DATA SECTION:
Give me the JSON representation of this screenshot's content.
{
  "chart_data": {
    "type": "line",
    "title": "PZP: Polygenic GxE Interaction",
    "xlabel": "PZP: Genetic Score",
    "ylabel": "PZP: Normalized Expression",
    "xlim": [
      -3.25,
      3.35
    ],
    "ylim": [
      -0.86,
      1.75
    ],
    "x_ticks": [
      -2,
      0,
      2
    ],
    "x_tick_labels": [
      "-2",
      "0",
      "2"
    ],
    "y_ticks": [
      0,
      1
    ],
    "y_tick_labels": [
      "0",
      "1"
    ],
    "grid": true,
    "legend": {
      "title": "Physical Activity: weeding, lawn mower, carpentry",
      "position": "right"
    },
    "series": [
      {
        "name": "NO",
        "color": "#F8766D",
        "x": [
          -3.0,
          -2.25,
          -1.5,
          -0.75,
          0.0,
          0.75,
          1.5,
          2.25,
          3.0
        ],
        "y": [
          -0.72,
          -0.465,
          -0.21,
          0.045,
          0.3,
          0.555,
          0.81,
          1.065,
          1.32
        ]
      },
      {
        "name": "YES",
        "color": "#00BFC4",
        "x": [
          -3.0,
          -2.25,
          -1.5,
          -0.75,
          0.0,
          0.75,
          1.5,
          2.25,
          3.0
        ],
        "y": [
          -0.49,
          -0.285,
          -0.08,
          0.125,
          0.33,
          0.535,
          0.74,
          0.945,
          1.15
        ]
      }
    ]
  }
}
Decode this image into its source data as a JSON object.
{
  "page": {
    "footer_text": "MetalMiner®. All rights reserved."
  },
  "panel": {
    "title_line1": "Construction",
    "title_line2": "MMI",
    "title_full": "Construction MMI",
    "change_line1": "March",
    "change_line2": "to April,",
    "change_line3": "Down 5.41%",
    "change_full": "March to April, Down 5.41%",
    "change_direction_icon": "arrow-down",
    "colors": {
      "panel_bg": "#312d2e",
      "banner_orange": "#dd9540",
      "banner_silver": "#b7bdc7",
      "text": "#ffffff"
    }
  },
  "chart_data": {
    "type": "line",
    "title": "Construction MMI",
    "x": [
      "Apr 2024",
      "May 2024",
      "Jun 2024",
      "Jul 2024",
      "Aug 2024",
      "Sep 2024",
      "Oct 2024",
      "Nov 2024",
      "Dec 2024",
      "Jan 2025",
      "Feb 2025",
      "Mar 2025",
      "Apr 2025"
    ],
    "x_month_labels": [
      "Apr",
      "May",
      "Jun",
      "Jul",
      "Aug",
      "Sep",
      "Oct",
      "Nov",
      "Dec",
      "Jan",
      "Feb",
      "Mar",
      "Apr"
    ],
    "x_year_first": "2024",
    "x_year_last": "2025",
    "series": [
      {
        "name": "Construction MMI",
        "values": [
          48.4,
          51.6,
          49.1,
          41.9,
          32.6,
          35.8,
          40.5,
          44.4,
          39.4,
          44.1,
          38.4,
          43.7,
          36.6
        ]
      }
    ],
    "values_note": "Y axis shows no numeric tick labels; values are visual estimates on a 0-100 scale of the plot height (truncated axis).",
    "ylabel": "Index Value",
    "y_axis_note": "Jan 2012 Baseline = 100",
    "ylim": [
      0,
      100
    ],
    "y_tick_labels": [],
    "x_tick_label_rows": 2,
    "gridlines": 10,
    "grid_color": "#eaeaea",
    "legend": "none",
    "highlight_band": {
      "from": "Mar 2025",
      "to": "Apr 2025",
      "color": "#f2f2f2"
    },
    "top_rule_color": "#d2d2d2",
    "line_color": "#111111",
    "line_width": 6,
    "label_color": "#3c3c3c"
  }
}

STATED PROBLEM: Restate each of the entries above verbatim.

RESULT FOR THIS TASK:
Give me the JSON representation of this screenshot's content.
{
  "chart_data": {
    "type": "line",
    "title": "PZP: Polygenic GxE Interaction",
    "xlabel": "PZP: Genetic Score",
    "ylabel": "PZP: Normalized Expression",
    "xlim": [
      -3.25,
      3.35
    ],
    "ylim": [
      -0.86,
      1.75
    ],
    "x_ticks": [
      -2,
      0,
      2
    ],
    "x_tick_labels": [
      "-2",
      "0",
      "2"
    ],
    "y_ticks": [
      0,
      1
    ],
    "y_tick_labels": [
      "0",
      "1"
    ],
    "grid": true,
    "legend": {
      "title": "Physical Activity: weeding, lawn mower, carpentry",
      "position": "right"
    },
    "series": [
      {
        "name": "NO",
        "color": "#F8766D",
        "x": [
          -3.0,
          -2.25,
          -1.5,
          -0.75,
          0.0,
          0.75,
          1.5,
          2.25,
          3.0
        ],
        "y": [
          -0.72,
          -0.465,
          -0.21,
          0.045,
          0.3,
          0.555,
          0.81,
          1.065,
          1.32
        ]
      },
      {
        "name": "YES",
        "color": "#00BFC4",
        "x": [
          -3.0,
          -2.25,
          -1.5,
          -0.75,
          0.0,
          0.75,
          1.5,
          2.25,
          3.0
        ],
        "y": [
          -0.49,
          -0.285,
          -0.08,
          0.125,
          0.33,
          0.535,
          0.74,
          0.945,
          1.15
        ]
      }
    ]
  }
}
Decode this image into its source data as a JSON object.
{
  "page": {
    "footer_text": "MetalMiner®. All rights reserved."
  },
  "panel": {
    "title_line1": "Construction",
    "title_line2": "MMI",
    "title_full": "Construction MMI",
    "change_line1": "March",
    "change_line2": "to April,",
    "change_line3": "Down 5.41%",
    "change_full": "March to April, Down 5.41%",
    "change_direction_icon": "arrow-down",
    "colors": {
      "panel_bg": "#312d2e",
      "banner_orange": "#dd9540",
      "banner_silver": "#b7bdc7",
      "text": "#ffffff"
    }
  },
  "chart_data": {
    "type": "line",
    "title": "Construction MMI",
    "x": [
      "Apr 2024",
      "May 2024",
      "Jun 2024",
      "Jul 2024",
      "Aug 2024",
      "Sep 2024",
      "Oct 2024",
      "Nov 2024",
      "Dec 2024",
      "Jan 2025",
      "Feb 2025",
      "Mar 2025",
      "Apr 2025"
    ],
    "x_month_labels": [
      "Apr",
      "May",
      "Jun",
      "Jul",
      "Aug",
      "Sep",
      "Oct",
      "Nov",
      "Dec",
      "Jan",
      "Feb",
      "Mar",
      "Apr"
    ],
    "x_year_first": "2024",
    "x_year_last": "2025",
    "series": [
      {
        "name": "Construction MMI",
        "values": [
          48.4,
          51.6,
          49.1,
          41.9,
          32.6,
          35.8,
          40.5,
          44.4,
          39.4,
          44.1,
          38.4,
          43.7,
          36.6
        ]
      }
    ],
    "values_note": "Y axis shows no numeric tick labels; values are visual estimates on a 0-100 scale of the plot height (truncated axis).",
    "ylabel": "Index Value",
    "y_axis_note": "Jan 2012 Baseline = 100",
    "ylim": [
      0,
      100
    ],
    "y_tick_labels": [],
    "x_tick_label_rows": 2,
    "gridlines": 10,
    "grid_color": "#eaeaea",
    "legend": "none",
    "highlight_band": {
      "from": "Mar 2025",
      "to": "Apr 2025",
      "color": "#f2f2f2"
    },
    "top_rule_color": "#d2d2d2",
    "line_color": "#111111",
    "line_width": 6,
    "label_color": "#3c3c3c"
  }
}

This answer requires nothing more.